▸ Set exercise
Reproduce the records that follow in full, excluding any picture they contain.

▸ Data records
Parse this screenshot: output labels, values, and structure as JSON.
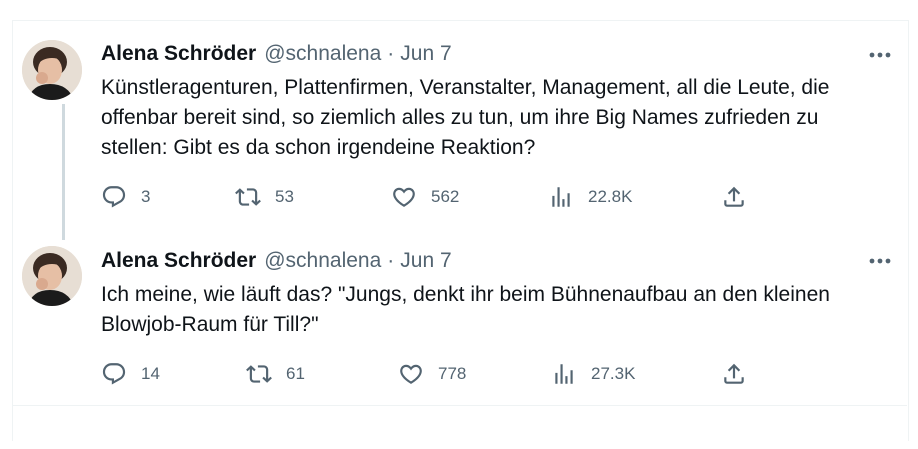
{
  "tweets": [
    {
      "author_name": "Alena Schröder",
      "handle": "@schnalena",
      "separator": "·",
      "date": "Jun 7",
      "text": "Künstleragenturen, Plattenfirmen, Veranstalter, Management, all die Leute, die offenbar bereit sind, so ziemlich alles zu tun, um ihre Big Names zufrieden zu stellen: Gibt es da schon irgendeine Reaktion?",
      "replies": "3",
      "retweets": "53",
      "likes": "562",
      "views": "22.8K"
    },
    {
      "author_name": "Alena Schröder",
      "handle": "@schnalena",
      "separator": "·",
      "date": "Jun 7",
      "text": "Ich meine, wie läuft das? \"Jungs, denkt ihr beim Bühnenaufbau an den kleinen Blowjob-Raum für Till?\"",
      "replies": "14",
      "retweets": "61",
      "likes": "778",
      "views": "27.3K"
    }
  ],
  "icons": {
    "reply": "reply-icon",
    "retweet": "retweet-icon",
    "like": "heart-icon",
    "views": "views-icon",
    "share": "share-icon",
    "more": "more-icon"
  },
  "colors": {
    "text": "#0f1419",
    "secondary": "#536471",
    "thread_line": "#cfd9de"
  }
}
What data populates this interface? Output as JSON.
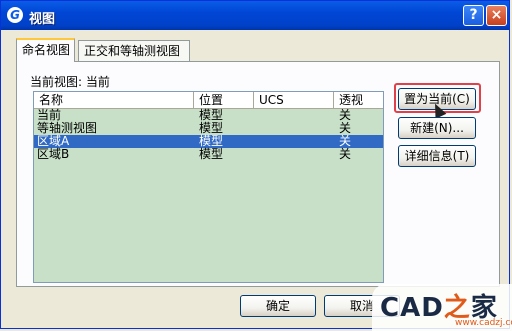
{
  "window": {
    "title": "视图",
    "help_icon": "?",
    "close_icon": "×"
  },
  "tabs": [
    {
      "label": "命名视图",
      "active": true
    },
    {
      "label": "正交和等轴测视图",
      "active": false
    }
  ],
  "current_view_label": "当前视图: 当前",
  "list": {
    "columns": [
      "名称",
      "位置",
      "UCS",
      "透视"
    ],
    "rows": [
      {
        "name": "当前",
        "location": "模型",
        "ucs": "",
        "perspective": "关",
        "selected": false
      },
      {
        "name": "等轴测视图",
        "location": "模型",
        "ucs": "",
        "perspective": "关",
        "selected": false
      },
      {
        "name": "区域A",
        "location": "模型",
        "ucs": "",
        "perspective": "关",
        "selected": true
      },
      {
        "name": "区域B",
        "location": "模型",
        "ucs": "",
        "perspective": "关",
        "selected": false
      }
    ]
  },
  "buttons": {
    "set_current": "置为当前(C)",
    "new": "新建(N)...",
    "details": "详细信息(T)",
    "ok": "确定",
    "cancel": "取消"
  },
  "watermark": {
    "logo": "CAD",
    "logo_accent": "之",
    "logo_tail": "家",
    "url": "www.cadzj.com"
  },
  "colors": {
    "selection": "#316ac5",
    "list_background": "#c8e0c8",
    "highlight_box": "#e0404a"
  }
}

▸ Response to this task
Parse this screenshot: output labels, values, and structure as JSON.
{
  "tweets": [
    {
      "author_name": "Alena Schröder",
      "handle": "@schnalena",
      "separator": "·",
      "date": "Jun 7",
      "text": "Künstleragenturen, Plattenfirmen, Veranstalter, Management, all die Leute, die offenbar bereit sind, so ziemlich alles zu tun, um ihre Big Names zufrieden zu stellen: Gibt es da schon irgendeine Reaktion?",
      "replies": "3",
      "retweets": "53",
      "likes": "562",
      "views": "22.8K"
    },
    {
      "author_name": "Alena Schröder",
      "handle": "@schnalena",
      "separator": "·",
      "date": "Jun 7",
      "text": "Ich meine, wie läuft das? \"Jungs, denkt ihr beim Bühnenaufbau an den kleinen Blowjob-Raum für Till?\"",
      "replies": "14",
      "retweets": "61",
      "likes": "778",
      "views": "27.3K"
    }
  ],
  "icons": {
    "reply": "reply-icon",
    "retweet": "retweet-icon",
    "like": "heart-icon",
    "views": "views-icon",
    "share": "share-icon",
    "more": "more-icon"
  },
  "colors": {
    "text": "#0f1419",
    "secondary": "#536471",
    "thread_line": "#cfd9de"
  }
}
What data populates this interface? Output as JSON.
{
  "window": {
    "title": "视图",
    "help_icon": "?",
    "close_icon": "×"
  },
  "tabs": [
    {
      "label": "命名视图",
      "active": true
    },
    {
      "label": "正交和等轴测视图",
      "active": false
    }
  ],
  "current_view_label": "当前视图: 当前",
  "list": {
    "columns": [
      "名称",
      "位置",
      "UCS",
      "透视"
    ],
    "rows": [
      {
        "name": "当前",
        "location": "模型",
        "ucs": "",
        "perspective": "关",
        "selected": false
      },
      {
        "name": "等轴测视图",
        "location": "模型",
        "ucs": "",
        "perspective": "关",
        "selected": false
      },
      {
        "name": "区域A",
        "location": "模型",
        "ucs": "",
        "perspective": "关",
        "selected": true
      },
      {
        "name": "区域B",
        "location": "模型",
        "ucs": "",
        "perspective": "关",
        "selected": false
      }
    ]
  },
  "buttons": {
    "set_current": "置为当前(C)",
    "new": "新建(N)...",
    "details": "详细信息(T)",
    "ok": "确定",
    "cancel": "取消"
  },
  "watermark": {
    "logo": "CAD",
    "logo_accent": "之",
    "logo_tail": "家",
    "url": "www.cadzj.com"
  },
  "colors": {
    "selection": "#316ac5",
    "list_background": "#c8e0c8",
    "highlight_box": "#e0404a"
  }
}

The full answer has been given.